--- START OF RECORDS FOR THE TASK ---

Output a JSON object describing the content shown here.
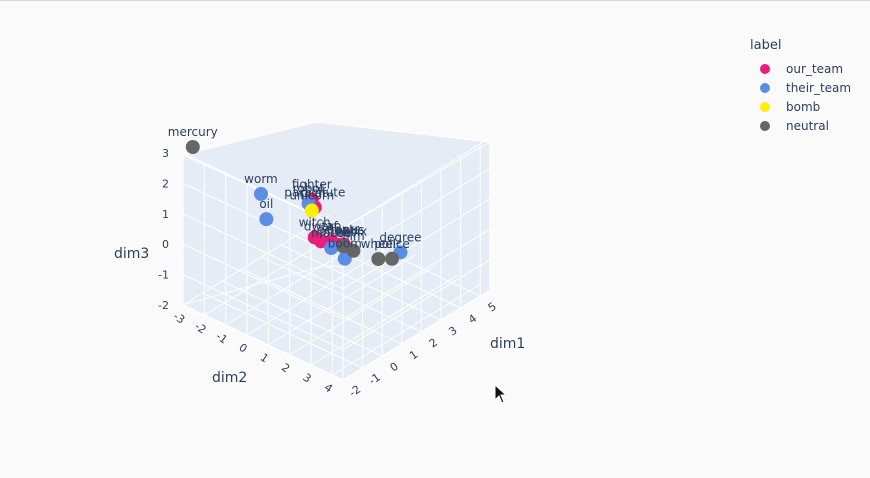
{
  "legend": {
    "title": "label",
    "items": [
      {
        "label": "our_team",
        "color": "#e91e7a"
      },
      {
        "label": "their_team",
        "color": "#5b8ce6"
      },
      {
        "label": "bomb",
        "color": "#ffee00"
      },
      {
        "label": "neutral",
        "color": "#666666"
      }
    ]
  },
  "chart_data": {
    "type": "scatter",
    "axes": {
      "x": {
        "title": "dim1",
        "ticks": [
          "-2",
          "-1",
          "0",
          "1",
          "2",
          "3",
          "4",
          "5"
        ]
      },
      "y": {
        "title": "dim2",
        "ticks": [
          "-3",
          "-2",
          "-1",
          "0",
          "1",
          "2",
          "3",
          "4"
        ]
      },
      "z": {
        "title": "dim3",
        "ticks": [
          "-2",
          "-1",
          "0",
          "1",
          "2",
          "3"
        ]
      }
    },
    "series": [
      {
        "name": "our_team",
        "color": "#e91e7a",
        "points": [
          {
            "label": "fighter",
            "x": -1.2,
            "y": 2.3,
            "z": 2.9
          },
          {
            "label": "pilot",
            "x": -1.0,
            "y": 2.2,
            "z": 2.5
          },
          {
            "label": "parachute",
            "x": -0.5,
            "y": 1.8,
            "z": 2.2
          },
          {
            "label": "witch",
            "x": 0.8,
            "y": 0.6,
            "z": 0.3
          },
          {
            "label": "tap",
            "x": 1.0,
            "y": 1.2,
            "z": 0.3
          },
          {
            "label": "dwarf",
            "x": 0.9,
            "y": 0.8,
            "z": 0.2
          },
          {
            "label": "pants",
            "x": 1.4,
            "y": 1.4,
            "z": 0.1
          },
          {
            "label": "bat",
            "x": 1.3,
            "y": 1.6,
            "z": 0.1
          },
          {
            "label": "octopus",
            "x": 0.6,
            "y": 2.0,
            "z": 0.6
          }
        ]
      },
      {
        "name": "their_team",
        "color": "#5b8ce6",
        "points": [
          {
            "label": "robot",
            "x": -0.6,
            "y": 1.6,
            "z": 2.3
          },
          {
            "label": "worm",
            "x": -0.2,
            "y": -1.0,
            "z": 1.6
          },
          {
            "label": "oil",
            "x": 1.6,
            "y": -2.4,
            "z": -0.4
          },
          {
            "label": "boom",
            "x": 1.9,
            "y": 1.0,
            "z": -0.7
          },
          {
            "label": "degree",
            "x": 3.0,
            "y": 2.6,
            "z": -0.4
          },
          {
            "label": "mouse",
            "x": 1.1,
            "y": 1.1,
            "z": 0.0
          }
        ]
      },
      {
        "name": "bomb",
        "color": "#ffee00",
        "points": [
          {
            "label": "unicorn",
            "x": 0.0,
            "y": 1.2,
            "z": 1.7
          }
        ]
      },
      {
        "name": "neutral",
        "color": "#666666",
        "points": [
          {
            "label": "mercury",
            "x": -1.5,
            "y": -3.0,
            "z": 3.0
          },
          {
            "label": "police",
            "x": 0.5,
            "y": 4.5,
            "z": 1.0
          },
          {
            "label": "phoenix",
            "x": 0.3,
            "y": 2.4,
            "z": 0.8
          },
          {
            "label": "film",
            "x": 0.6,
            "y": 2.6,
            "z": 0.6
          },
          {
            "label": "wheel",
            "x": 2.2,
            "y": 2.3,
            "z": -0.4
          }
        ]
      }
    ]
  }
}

--- END OF RECORDS FOR THE TASK ---
--- START OF RECORDS FOR THE TASK ---

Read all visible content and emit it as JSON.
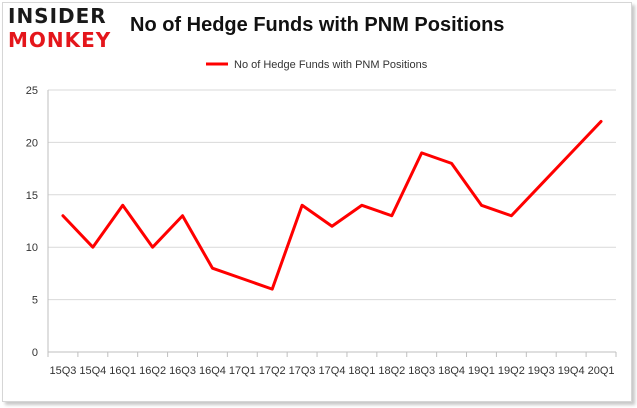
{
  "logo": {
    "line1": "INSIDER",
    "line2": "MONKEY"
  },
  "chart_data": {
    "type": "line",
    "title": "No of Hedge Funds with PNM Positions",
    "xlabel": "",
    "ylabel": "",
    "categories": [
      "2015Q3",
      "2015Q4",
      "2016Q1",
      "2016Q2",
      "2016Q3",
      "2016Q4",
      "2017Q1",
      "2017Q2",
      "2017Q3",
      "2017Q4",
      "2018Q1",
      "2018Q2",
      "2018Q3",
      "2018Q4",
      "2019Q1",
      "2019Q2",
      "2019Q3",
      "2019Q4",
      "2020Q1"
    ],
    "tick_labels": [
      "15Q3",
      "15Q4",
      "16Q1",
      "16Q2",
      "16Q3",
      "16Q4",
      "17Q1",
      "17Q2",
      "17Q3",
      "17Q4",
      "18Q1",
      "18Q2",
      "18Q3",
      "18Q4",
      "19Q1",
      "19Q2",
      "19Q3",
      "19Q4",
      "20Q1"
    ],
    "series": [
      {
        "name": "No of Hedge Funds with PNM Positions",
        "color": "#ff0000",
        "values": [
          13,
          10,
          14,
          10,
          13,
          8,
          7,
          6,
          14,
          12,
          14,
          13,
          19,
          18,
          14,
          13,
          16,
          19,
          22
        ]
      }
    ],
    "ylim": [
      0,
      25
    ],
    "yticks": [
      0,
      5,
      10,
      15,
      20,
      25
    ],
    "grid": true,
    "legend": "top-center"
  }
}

--- END OF RECORDS FOR THE TASK ---

> TASK BRIEF
Nothing but a number is needed here: how many lines hold the string "name"?

> WRITTEN RESPONSE
5